**TO DO**.
Below is a block of records: output all of them exactly and leave out the pictures.

(Dataset items)
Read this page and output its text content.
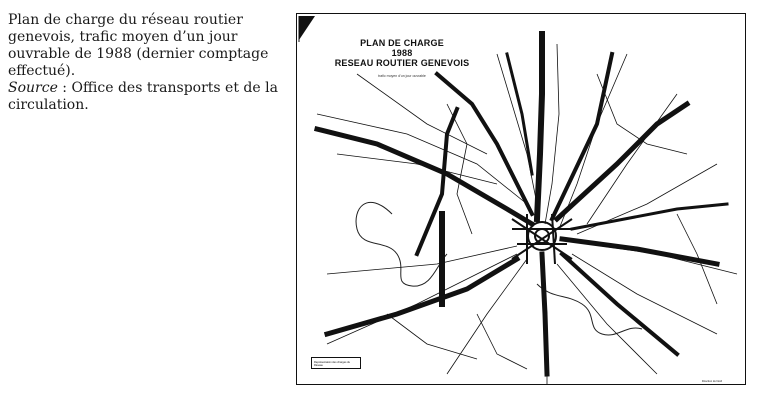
Plan de charge du réseau routier genevois, trafic moyen d’un jour ouvrable de 1988 (dernier comptage effectué).
Source : Office des transports et de la circulation.

PLAN DE CHARGE
1988
RESEAU ROUTIER GENEVOIS
trafic moyen d'un jour ouvrable
Représentation des charges du Réseau
Direction du Nord
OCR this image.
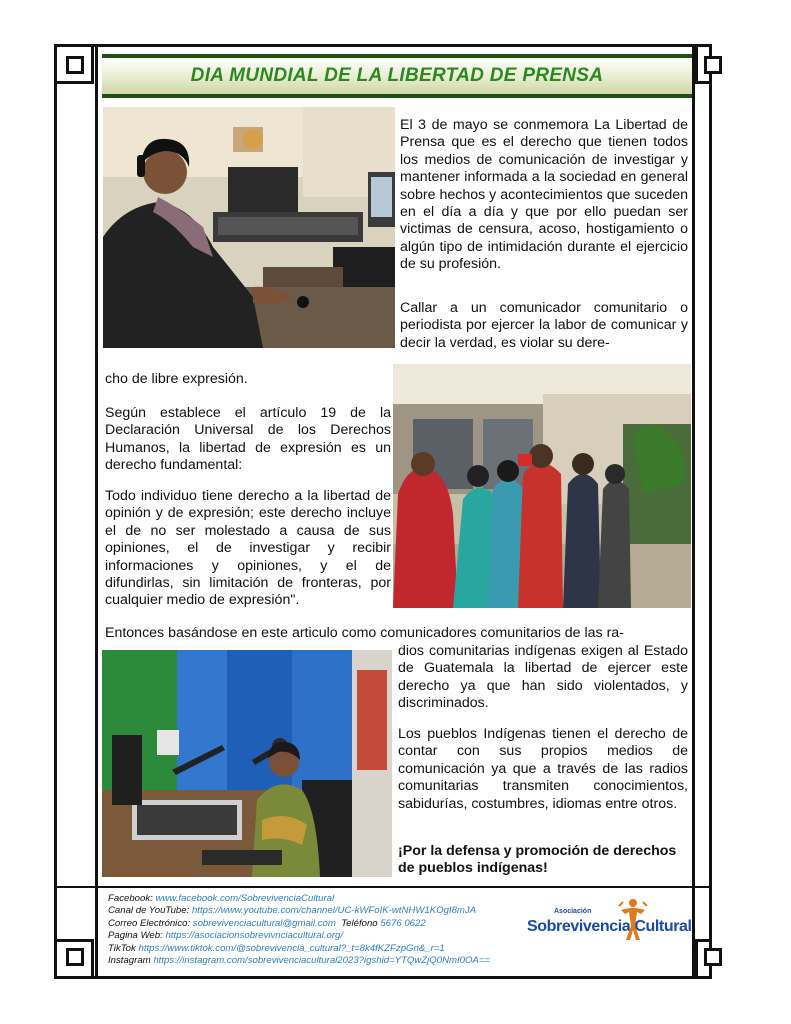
DIA MUNDIAL DE LA LIBERTAD DE PRENSA

El 3 de mayo se conmemora La Libertad de Prensa que es el derecho que tienen todos los medios de comunicación de investigar y mantener informada a la sociedad en general sobre hechos y acontecimientos que suceden en el día a día y que por ello puedan ser victimas de censura, acoso, hostigamiento o algún tipo de intimidación durante el ejercicio de su profesión.

Callar a un comunicador comunitario o periodista por ejercer la labor de comunicar y decir la verdad, es violar su dere-

cho de libre expresión.

Según establece el artículo 19 de la Declaración Universal de los Derechos Humanos, la libertad de expresión es un derecho fundamental:

Todo individuo tiene derecho a la libertad de opinión y de expresión; este derecho incluye el de no ser molestado a causa de sus opiniones, el de investigar y recibir informaciones y opiniones, y el de difundirlas, sin limitación de fronteras, por cualquier medio de expresión".

Entonces basándose en este articulo como comunicadores comunitarios de las ra-

dios comunitarias indígenas exigen al Estado de Guatemala la libertad de ejercer este derecho ya que han sido violentados, y discriminados.

Los pueblos Indígenas tienen el derecho de contar con sus propios medios de comunicación ya que a través de las radios comunitarias transmiten conocimientos, sabidurías, costumbres, idiomas entre otros.

¡Por la defensa y promoción de derechos de pueblos indígenas!

Facebook: www.facebook.com/SobrevivenciaCultural
Canal de YouTube: https://www.youtube.com/channel/UC-kWFoIK-wtNHW1KOgI8mJA
Correo Electrónico: sobrevivenciacultural@gmail.com Teléfono 5676 0622
Pagina Web: https://asociacionsobrevivnciacultural.org/
TikTok https://www.tiktok.com/@sobrevivencia_cultural?_t=8k4fKZFzpGn&_r=1
Instagram https://instagram.com/sobrevivenciacultural2023?igshid=YTQwZjQ0NmI0OA==
Asociación
Sobrevivencia Cultural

**ANSWER FOR THIS EXERCISE**.
Read this page and output its text content.
Plan de charge du réseau routier genevois, trafic moyen d’un jour ouvrable de 1988 (dernier comptage effectué).
Source : Office des transports et de la circulation.

PLAN DE CHARGE
1988
RESEAU ROUTIER GENEVOIS
trafic moyen d'un jour ouvrable
Représentation des charges du Réseau
Direction du Nord
OCR this image.
DIA MUNDIAL DE LA LIBERTAD DE PRENSA

El 3 de mayo se conmemora La Libertad de Prensa que es el derecho que tienen todos los medios de comunicación de investigar y mantener informada a la sociedad en general sobre hechos y acontecimientos que suceden en el día a día y que por ello puedan ser victimas de censura, acoso, hostigamiento o algún tipo de intimidación durante el ejercicio de su profesión.

Callar a un comunicador comunitario o periodista por ejercer la labor de comunicar y decir la verdad, es violar su dere-

cho de libre expresión.

Según establece el artículo 19 de la Declaración Universal de los Derechos Humanos, la libertad de expresión es un derecho fundamental:

Todo individuo tiene derecho a la libertad de opinión y de expresión; este derecho incluye el de no ser molestado a causa de sus opiniones, el de investigar y recibir informaciones y opiniones, y el de difundirlas, sin limitación de fronteras, por cualquier medio de expresión".

Entonces basándose en este articulo como comunicadores comunitarios de las ra-

dios comunitarias indígenas exigen al Estado de Guatemala la libertad de ejercer este derecho ya que han sido violentados, y discriminados.

Los pueblos Indígenas tienen el derecho de contar con sus propios medios de comunicación ya que a través de las radios comunitarias transmiten conocimientos, sabidurías, costumbres, idiomas entre otros.

¡Por la defensa y promoción de derechos de pueblos indígenas!

Facebook: www.facebook.com/SobrevivenciaCultural
Canal de YouTube: https://www.youtube.com/channel/UC-kWFoIK-wtNHW1KOgI8mJA
Correo Electrónico: sobrevivenciacultural@gmail.com Teléfono 5676 0622
Pagina Web: https://asociacionsobrevivnciacultural.org/
TikTok https://www.tiktok.com/@sobrevivencia_cultural?_t=8k4fKZFzpGn&_r=1
Instagram https://instagram.com/sobrevivenciacultural2023?igshid=YTQwZjQ0NmI0OA==
Asociación
Sobrevivencia Cultural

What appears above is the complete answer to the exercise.